▶ _Written task_
In the records below, find each line with the word "heures" and copy it.

— Begin Supplied material —

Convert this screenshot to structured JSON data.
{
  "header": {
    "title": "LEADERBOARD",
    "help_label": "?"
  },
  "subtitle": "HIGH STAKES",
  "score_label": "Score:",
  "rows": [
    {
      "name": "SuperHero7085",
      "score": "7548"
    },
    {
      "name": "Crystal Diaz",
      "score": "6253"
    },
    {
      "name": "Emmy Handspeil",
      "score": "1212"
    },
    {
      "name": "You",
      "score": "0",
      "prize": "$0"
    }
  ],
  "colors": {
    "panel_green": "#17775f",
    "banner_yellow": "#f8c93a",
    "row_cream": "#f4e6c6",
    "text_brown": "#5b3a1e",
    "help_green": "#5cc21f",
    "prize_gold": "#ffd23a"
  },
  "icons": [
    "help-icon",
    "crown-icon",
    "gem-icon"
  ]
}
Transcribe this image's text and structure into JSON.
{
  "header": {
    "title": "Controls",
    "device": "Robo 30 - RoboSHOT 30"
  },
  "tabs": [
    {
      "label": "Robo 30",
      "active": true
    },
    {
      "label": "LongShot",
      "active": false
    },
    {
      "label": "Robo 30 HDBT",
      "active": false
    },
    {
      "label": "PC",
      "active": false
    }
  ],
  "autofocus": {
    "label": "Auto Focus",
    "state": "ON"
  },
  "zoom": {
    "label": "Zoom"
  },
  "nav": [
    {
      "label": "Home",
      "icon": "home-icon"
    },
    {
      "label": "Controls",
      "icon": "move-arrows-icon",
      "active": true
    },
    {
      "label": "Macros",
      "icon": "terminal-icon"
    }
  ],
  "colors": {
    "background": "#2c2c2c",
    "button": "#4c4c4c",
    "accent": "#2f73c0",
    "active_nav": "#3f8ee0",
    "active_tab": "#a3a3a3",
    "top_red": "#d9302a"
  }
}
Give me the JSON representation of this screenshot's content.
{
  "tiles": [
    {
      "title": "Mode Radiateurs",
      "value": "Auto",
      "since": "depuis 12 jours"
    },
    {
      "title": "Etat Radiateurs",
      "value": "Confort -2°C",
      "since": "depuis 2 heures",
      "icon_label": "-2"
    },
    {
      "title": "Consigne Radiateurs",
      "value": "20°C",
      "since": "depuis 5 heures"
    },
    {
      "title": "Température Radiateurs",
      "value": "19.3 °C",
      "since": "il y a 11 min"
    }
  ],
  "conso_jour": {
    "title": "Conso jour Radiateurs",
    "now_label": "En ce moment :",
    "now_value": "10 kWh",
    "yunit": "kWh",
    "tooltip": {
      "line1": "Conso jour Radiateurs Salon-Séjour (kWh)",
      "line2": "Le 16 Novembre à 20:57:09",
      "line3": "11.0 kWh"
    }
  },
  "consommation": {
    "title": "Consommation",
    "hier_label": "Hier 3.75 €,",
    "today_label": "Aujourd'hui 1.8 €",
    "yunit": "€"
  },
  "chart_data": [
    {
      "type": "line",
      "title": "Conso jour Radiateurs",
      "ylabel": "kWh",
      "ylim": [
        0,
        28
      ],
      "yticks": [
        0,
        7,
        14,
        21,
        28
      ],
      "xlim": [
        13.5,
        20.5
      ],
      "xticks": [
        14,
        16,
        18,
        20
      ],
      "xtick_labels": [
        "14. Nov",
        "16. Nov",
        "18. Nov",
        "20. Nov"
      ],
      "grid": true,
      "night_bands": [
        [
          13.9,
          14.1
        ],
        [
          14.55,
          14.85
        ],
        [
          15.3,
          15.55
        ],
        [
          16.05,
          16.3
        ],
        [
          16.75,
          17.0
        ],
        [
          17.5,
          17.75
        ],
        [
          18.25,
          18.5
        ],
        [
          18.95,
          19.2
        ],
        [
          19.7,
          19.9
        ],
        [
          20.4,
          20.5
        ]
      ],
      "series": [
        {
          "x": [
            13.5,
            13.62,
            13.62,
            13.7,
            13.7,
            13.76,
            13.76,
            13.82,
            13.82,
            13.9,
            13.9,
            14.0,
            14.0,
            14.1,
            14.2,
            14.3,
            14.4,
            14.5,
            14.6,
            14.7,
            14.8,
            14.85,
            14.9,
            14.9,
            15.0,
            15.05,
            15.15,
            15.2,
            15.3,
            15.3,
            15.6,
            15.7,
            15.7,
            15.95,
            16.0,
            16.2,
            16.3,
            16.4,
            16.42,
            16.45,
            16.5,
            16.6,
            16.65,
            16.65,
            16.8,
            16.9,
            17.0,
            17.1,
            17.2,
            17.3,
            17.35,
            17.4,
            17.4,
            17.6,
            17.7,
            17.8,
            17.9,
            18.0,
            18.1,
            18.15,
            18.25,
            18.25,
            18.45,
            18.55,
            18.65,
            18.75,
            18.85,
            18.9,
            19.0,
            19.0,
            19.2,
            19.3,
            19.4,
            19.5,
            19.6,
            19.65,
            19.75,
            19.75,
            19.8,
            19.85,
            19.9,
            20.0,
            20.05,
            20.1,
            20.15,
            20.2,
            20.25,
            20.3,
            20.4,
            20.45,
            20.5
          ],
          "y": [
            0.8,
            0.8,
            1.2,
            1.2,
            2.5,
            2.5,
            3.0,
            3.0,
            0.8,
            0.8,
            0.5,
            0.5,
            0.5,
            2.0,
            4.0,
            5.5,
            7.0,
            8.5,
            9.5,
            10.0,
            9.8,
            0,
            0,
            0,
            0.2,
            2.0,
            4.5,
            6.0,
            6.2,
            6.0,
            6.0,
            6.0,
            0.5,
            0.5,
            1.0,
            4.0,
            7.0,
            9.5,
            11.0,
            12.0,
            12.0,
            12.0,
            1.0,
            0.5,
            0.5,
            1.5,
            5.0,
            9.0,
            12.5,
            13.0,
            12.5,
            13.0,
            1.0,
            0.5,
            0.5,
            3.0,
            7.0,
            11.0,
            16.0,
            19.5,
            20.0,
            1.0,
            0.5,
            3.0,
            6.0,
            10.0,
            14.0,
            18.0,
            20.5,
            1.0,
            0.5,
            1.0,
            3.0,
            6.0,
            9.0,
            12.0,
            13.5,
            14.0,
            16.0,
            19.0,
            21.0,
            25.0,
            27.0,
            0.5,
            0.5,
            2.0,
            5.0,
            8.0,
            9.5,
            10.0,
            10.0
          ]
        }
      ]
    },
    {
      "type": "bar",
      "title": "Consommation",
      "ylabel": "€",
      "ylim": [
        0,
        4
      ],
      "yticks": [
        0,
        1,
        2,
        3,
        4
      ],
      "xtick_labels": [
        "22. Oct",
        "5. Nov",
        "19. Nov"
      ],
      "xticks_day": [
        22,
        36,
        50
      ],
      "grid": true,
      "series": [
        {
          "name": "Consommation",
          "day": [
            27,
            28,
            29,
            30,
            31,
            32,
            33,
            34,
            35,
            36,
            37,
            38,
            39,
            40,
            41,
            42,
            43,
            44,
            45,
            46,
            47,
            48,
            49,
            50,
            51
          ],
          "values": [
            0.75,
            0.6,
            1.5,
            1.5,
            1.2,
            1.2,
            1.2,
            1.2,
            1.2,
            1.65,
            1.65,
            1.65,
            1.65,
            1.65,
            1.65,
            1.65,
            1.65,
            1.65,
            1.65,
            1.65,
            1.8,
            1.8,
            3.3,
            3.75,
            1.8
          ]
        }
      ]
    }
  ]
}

— End Supplied material —

▶ _Answer_
      "since": "depuis 2 heures",
      "since": "depuis 5 heures"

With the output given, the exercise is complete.